* **PROBLEM TO SOLVE**: Read the listing and extract each line that includes the word "доля".

::::::::::

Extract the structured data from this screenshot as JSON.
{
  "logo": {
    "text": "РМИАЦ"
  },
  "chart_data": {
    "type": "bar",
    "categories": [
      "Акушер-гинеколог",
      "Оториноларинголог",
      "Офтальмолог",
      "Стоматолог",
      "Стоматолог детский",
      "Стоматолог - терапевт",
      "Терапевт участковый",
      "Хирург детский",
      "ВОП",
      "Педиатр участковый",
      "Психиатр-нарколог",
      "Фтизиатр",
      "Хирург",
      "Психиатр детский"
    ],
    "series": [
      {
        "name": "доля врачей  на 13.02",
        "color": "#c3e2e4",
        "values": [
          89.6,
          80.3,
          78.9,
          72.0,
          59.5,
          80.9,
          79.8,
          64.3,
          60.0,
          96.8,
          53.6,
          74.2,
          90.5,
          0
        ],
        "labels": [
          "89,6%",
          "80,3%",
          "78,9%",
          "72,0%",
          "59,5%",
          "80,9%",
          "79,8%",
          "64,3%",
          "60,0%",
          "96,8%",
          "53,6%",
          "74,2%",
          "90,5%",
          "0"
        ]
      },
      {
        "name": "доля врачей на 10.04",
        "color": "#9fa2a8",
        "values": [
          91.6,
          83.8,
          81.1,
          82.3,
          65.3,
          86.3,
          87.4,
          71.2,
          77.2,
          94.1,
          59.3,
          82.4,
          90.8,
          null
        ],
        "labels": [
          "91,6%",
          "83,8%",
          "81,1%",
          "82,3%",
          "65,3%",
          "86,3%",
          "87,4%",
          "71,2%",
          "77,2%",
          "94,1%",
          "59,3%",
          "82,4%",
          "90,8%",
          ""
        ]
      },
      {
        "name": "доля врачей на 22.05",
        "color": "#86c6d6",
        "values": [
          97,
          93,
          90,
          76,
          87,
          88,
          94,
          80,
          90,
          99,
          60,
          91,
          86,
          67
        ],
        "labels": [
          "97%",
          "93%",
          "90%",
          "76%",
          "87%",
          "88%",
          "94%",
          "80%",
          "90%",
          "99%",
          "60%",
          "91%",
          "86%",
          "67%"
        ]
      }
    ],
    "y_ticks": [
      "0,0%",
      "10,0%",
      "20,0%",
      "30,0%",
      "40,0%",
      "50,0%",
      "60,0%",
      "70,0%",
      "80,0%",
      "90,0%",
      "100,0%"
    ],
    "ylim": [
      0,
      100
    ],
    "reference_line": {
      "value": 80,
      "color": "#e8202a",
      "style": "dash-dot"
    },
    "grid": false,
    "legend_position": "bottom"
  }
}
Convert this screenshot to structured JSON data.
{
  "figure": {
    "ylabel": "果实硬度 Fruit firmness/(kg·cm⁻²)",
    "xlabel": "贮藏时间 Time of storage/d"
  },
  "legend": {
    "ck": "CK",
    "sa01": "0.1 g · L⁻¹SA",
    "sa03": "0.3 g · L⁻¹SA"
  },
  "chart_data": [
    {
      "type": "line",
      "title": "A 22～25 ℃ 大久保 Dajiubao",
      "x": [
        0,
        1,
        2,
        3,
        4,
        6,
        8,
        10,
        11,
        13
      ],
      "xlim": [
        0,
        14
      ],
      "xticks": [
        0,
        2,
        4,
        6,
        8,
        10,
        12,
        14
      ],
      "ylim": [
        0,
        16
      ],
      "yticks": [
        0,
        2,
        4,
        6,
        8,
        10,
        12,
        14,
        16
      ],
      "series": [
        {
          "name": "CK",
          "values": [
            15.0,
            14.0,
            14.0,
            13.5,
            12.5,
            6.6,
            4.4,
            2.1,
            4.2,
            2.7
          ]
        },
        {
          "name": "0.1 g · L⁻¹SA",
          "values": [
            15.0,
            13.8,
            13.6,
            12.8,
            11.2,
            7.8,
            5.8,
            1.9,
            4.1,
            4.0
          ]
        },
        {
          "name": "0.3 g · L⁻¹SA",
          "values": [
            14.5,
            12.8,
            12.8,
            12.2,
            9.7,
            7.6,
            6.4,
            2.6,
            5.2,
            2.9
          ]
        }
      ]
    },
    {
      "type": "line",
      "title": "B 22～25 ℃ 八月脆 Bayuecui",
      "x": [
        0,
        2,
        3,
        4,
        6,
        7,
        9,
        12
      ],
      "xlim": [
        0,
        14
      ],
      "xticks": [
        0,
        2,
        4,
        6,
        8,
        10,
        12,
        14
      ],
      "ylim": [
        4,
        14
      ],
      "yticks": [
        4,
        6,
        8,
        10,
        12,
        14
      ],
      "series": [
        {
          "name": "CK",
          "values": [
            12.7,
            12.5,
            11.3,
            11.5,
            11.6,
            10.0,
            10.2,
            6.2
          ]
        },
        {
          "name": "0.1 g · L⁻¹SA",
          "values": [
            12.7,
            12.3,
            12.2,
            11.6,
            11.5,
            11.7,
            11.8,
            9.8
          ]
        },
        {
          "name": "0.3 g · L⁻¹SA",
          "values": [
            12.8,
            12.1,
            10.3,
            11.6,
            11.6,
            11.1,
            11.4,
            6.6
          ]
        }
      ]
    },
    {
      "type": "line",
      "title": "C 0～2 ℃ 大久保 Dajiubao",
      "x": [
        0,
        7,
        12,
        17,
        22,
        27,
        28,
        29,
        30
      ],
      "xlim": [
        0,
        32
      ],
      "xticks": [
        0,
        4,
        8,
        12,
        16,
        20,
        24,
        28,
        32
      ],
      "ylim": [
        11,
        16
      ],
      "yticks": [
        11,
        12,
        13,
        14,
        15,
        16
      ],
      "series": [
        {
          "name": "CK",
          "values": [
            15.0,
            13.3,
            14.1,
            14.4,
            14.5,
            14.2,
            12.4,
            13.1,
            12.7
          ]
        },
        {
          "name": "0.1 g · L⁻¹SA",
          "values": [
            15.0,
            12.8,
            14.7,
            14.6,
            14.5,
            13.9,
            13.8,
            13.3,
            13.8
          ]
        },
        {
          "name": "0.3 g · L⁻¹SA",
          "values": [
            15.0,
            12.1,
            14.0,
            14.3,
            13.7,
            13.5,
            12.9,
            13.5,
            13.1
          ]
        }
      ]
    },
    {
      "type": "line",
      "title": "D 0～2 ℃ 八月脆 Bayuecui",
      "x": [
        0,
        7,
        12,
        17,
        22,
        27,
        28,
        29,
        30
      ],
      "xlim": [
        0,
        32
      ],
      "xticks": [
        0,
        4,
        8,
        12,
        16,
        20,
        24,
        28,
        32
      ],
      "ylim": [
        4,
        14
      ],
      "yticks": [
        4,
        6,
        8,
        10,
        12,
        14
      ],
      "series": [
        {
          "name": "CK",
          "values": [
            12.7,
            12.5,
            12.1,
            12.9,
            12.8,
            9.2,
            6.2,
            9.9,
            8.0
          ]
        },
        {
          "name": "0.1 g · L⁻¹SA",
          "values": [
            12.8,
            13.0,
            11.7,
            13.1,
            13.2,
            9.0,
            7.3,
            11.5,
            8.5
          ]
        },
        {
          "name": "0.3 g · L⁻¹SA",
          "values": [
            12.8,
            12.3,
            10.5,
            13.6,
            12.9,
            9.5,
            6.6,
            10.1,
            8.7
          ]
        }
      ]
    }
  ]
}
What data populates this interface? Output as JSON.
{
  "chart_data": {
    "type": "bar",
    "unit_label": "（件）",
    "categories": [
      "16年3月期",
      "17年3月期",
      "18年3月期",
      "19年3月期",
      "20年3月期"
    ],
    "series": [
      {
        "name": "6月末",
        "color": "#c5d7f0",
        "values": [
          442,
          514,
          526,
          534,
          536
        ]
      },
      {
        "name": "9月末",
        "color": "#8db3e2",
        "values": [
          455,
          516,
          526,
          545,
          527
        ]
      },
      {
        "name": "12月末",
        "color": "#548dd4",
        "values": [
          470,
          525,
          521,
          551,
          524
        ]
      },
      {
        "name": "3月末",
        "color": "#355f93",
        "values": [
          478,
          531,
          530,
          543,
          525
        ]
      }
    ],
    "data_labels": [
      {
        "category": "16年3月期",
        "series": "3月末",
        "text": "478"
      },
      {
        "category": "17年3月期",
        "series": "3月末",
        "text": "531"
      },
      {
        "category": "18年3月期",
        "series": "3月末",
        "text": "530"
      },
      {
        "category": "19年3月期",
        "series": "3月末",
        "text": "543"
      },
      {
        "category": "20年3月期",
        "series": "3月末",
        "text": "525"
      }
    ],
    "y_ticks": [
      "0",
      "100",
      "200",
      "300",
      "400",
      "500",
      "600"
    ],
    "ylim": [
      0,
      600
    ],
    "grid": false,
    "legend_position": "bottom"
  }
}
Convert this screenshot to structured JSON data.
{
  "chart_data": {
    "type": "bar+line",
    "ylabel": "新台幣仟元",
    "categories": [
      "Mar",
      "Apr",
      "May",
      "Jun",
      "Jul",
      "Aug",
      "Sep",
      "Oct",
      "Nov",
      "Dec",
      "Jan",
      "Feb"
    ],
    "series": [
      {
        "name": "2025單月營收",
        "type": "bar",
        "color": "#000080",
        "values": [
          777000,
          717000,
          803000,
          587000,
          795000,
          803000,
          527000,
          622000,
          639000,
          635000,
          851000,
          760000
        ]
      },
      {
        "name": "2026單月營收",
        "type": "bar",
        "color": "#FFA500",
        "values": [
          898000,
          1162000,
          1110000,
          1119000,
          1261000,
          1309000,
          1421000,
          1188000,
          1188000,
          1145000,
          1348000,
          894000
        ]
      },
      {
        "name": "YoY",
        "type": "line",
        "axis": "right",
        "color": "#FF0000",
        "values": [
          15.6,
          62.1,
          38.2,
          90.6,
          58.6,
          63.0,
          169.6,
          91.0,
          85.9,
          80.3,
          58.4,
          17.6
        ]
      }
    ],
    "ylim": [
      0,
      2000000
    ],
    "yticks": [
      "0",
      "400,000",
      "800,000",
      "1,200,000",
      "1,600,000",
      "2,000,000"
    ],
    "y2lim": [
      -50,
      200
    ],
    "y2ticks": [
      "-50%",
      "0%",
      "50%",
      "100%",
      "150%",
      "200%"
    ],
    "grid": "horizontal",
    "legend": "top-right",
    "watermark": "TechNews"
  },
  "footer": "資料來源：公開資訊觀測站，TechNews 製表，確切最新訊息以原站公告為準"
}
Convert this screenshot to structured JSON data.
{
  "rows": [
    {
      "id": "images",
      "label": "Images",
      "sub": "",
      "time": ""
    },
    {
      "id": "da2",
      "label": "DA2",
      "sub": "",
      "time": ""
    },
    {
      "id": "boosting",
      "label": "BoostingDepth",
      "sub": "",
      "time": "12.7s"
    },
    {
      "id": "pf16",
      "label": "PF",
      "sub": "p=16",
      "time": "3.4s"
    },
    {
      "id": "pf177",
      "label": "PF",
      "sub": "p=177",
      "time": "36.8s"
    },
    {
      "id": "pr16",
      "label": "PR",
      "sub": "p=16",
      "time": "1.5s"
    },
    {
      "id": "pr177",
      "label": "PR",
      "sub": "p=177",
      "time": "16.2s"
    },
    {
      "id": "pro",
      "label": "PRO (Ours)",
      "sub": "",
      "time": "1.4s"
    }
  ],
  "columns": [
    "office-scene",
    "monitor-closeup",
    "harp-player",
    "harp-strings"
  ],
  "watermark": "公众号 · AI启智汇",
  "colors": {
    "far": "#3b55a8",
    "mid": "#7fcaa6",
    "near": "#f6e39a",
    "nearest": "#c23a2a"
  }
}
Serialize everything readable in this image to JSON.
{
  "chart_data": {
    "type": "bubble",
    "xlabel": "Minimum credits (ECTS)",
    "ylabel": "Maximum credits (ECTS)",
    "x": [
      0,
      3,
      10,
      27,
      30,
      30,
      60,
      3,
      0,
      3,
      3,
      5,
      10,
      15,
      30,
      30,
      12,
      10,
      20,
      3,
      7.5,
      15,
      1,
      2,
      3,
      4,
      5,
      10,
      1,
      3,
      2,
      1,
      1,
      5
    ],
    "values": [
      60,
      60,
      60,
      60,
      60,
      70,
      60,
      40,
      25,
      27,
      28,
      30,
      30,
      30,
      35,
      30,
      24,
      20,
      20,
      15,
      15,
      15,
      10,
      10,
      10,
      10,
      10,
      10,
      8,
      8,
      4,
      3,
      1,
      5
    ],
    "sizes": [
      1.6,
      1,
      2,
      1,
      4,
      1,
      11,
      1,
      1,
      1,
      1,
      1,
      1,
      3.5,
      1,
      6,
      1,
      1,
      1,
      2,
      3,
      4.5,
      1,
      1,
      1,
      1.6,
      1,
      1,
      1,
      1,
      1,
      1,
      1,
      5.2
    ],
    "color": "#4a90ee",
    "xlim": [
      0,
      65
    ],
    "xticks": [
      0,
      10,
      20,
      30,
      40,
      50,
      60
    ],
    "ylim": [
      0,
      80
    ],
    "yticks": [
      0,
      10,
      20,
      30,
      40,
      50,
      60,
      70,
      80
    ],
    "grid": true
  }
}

::::::::::

* **CORRECT RESPONSE**:
        "name": "доля врачей  на 13.02",
        "name": "доля врачей на 10.04",
        "name": "доля врачей на 22.05",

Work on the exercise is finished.